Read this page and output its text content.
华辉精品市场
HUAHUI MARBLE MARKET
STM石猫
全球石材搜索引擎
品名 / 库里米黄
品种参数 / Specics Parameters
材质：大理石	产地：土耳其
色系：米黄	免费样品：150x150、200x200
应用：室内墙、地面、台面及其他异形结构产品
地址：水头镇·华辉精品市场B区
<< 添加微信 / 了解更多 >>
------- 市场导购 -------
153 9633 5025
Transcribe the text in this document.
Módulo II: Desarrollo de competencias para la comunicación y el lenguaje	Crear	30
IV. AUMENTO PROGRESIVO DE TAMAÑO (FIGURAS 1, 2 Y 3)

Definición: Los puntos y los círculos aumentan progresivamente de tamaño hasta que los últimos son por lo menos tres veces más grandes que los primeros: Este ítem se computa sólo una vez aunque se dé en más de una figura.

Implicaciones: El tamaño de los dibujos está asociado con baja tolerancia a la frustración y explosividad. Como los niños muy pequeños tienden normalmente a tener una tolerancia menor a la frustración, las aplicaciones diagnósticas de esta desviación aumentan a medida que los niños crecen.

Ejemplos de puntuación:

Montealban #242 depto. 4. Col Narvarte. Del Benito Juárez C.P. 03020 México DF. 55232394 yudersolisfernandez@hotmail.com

───

Find how many lines include the string "text" and report that number alone.

## Task answer
2